— Set task A —
Return, word for word, the part of the passage on the State Bank's liquidity measures that opens with the words containing "In a late night" and closes with "on October 11.".

++++ Passage to read

In a late night press conference here, SBP Governor Dr Shamshad Akhtar said the cash reserve requirement (CRR) on all deposits up to one year maturity had been reduced by 200 basis points to 6 per cent while time deposits of one year tenor and above had been fully exempted from statutory liquidity requirement (SLR).

The two measures, which will be enforced from Saturday, will pump Rs 180 billion into the banking system. Besides, a 100 bps reduction in CRR to 5pc, as announced earlier, will result in addition of another Rs 30 bn from November 15. The SBP had already reduced the CRR by 100 bps on October 11.

As a result of these moves, by the middle of the next month, the SBP would have infused Rs 240 billion cumulatively into the financial system. “We want this liquidity to be effectively utilised, which means genuine private credit demand should be met,” she said, warning that the SBP expected the credit requirement to go up from November onwards.

++++++++
++++ Input

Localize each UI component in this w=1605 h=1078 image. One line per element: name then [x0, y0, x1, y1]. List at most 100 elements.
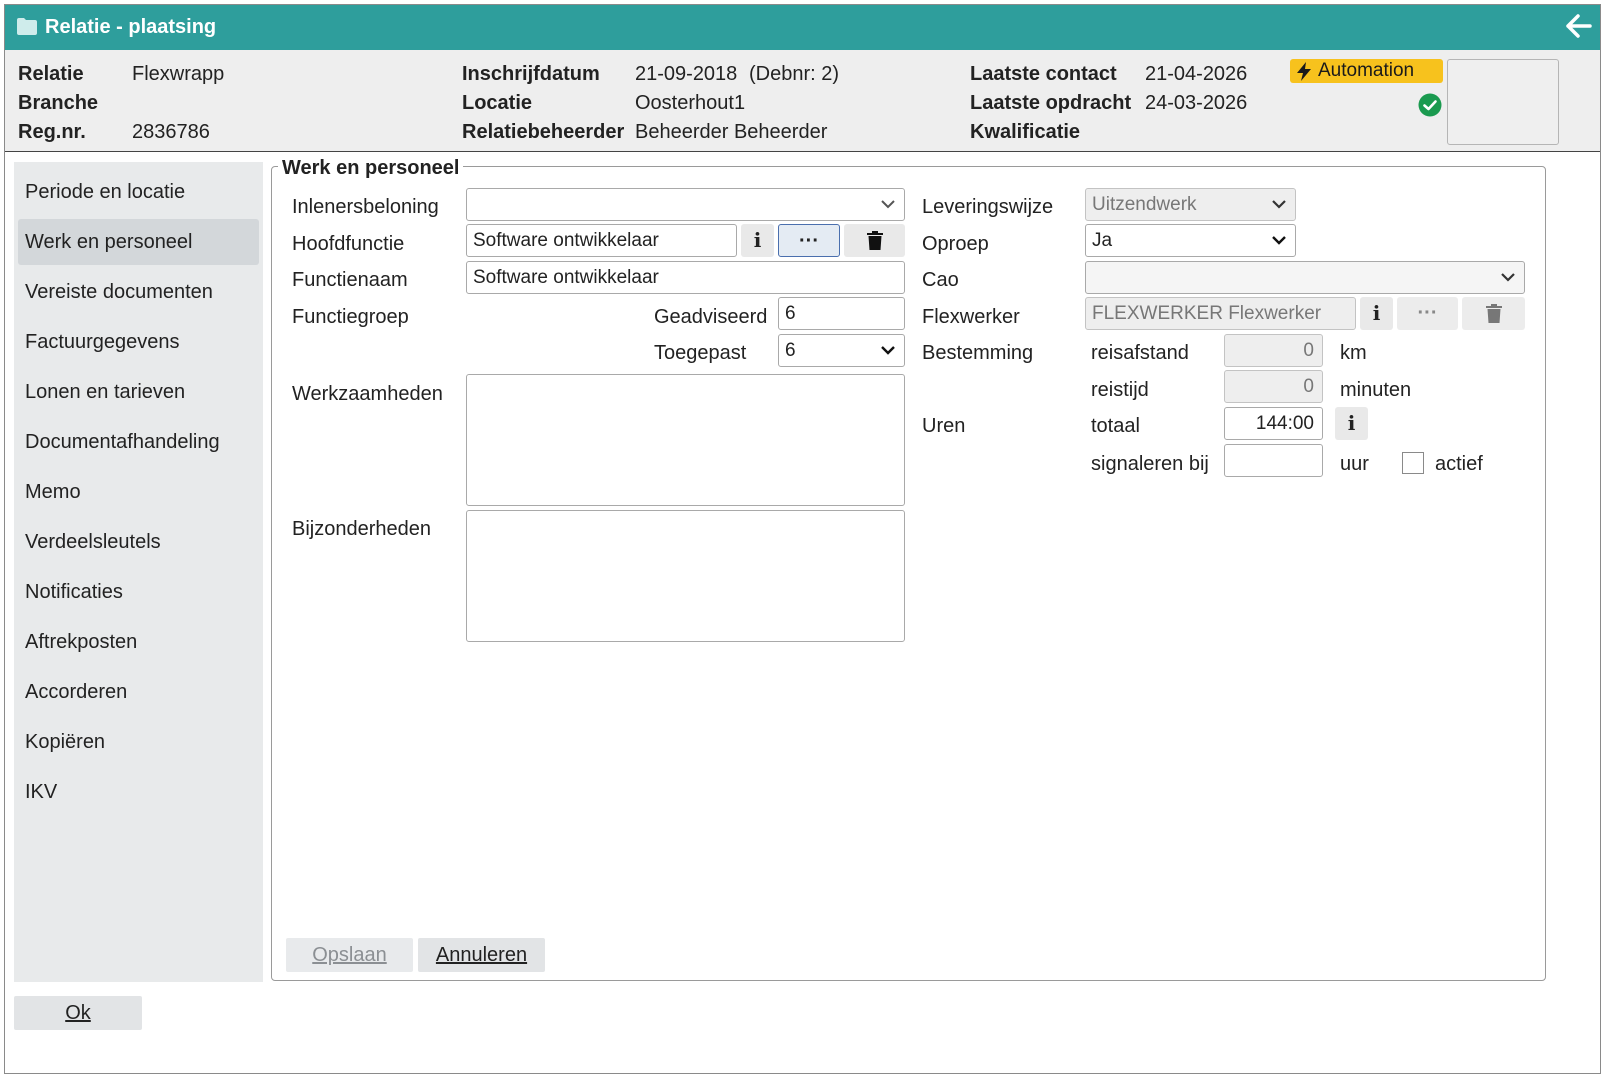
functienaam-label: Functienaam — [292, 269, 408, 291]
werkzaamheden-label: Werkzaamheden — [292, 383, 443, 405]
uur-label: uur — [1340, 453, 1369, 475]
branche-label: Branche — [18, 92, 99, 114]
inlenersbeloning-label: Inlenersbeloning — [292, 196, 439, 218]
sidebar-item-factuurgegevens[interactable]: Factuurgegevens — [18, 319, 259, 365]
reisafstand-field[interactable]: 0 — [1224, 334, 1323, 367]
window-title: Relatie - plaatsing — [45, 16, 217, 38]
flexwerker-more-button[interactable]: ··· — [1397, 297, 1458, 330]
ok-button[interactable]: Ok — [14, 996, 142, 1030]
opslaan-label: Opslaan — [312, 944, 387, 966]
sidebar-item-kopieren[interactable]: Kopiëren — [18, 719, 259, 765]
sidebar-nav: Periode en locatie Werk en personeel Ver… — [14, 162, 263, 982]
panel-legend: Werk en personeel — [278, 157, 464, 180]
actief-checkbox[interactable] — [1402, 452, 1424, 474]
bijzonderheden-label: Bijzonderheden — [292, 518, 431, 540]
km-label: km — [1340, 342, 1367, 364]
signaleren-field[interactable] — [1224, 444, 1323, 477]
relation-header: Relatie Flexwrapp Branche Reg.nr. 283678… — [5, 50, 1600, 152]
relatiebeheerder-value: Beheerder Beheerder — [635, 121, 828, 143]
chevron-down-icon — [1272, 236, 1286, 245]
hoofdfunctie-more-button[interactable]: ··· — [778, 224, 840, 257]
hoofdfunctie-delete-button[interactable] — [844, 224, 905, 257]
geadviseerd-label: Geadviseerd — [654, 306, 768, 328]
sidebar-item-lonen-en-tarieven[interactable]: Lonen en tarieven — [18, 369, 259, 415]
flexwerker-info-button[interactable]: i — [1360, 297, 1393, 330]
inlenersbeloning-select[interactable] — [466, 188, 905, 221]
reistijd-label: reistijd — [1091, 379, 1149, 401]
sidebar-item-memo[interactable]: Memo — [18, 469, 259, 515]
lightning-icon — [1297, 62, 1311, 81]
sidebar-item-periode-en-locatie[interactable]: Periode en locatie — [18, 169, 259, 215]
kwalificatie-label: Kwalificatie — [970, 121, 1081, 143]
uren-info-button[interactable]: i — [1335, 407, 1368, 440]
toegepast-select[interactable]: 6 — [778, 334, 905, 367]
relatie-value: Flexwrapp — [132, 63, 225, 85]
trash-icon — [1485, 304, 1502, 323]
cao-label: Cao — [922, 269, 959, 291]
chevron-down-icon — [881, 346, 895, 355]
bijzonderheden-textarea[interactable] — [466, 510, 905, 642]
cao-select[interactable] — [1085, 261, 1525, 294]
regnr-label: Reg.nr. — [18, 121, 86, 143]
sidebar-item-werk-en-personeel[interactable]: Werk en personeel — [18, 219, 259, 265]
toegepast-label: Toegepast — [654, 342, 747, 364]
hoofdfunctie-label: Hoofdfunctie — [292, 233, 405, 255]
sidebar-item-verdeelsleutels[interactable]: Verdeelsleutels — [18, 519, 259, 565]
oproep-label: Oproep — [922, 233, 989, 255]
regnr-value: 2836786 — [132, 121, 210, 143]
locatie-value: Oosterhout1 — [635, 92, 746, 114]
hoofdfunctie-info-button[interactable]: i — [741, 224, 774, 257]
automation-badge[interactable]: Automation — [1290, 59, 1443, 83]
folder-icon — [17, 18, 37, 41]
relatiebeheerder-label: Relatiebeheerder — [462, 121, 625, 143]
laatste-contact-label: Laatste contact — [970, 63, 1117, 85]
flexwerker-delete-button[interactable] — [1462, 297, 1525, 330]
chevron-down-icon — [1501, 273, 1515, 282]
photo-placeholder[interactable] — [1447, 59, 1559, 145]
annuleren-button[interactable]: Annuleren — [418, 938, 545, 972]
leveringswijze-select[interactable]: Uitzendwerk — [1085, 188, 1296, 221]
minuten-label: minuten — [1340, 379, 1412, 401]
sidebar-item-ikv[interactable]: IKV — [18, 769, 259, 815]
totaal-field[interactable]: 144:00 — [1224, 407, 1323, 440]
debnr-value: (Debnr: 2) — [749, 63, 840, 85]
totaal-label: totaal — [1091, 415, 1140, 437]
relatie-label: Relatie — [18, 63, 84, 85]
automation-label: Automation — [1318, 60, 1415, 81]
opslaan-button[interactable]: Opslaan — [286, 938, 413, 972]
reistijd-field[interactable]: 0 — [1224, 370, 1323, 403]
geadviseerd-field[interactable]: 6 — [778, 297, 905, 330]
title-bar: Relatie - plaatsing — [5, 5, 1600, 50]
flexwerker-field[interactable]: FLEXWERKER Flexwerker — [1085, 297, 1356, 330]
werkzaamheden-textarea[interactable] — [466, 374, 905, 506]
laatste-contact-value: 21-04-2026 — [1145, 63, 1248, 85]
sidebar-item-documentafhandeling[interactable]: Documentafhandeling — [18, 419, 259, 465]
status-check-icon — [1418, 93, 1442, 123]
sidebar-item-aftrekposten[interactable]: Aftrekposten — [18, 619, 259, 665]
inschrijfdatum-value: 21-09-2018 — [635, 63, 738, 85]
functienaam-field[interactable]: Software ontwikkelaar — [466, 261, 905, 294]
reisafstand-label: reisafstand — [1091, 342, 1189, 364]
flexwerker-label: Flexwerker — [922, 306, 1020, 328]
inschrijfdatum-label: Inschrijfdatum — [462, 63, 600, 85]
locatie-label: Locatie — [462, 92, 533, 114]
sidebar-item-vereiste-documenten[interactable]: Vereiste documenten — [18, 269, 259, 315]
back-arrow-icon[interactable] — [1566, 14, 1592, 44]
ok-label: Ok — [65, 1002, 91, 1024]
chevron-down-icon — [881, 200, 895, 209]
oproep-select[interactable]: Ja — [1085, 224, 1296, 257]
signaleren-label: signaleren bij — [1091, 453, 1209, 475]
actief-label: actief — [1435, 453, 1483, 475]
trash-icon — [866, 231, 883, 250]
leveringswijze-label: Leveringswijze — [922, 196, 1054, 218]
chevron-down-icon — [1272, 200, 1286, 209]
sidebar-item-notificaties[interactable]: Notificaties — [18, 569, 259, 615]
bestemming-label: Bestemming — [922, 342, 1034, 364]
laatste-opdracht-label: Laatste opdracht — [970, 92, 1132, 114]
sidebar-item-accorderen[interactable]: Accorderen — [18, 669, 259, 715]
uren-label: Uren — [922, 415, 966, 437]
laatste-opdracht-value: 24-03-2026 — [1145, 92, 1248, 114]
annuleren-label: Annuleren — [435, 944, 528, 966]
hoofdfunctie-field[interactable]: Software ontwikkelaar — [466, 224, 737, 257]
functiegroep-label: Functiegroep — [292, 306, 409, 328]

++++++++
++++ Input

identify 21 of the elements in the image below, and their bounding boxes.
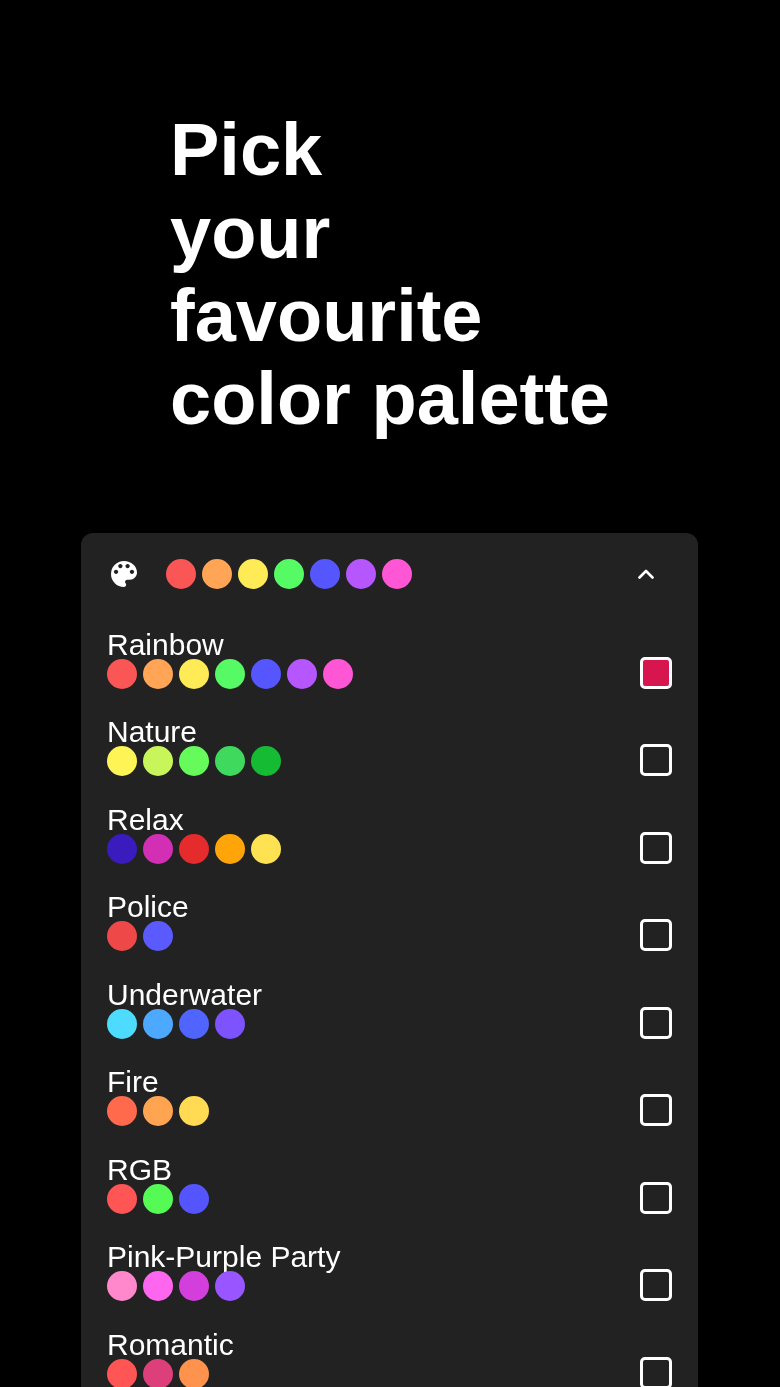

++++++++

— Set task B —
In the records, rewrite the part that opens with the line containing "Localize each UI" and closes with the line containing "sidebar-item-kopieren[interactable]: Kopiëren —", replacing "sidebar-item" with "nav-item" and keeping everything else unchanged. Leave the pictures out of your answer.

— Complete output A —
In a late night press conference here, SBP Governor Dr Shamshad Akhtar said the cash reserve requirement (CRR) on all deposits up to one year maturity had been reduced by 200 basis points to 6 per cent while time deposits of one year tenor and above had been fully exempted from statutory liquidity requirement (SLR).

The two measures, which will be enforced from Saturday, will pump Rs 180 billion into the banking system. Besides, a 100 bps reduction in CRR to 5pc, as announced earlier, will result in addition of another Rs 30 bn from November 15. The SBP had already reduced the CRR by 100 bps on October 11.

— Complete output B —
Localize each UI component in this w=1605 h=1078 image. One line per element: name then [x0, y0, x1, y1]. List at most 100 elements.
functienaam-label: Functienaam — [292, 269, 408, 291]
werkzaamheden-label: Werkzaamheden — [292, 383, 443, 405]
uur-label: uur — [1340, 453, 1369, 475]
branche-label: Branche — [18, 92, 99, 114]
inlenersbeloning-label: Inlenersbeloning — [292, 196, 439, 218]
nav-item-factuurgegevens[interactable]: Factuurgegevens — [18, 319, 259, 365]
reisafstand-field[interactable]: 0 — [1224, 334, 1323, 367]
window-title: Relatie - plaatsing — [45, 16, 217, 38]
flexwerker-more-button[interactable]: ··· — [1397, 297, 1458, 330]
ok-button[interactable]: Ok — [14, 996, 142, 1030]
opslaan-label: Opslaan — [312, 944, 387, 966]
nav-item-kopieren[interactable]: Kopiëren — [18, 719, 259, 765]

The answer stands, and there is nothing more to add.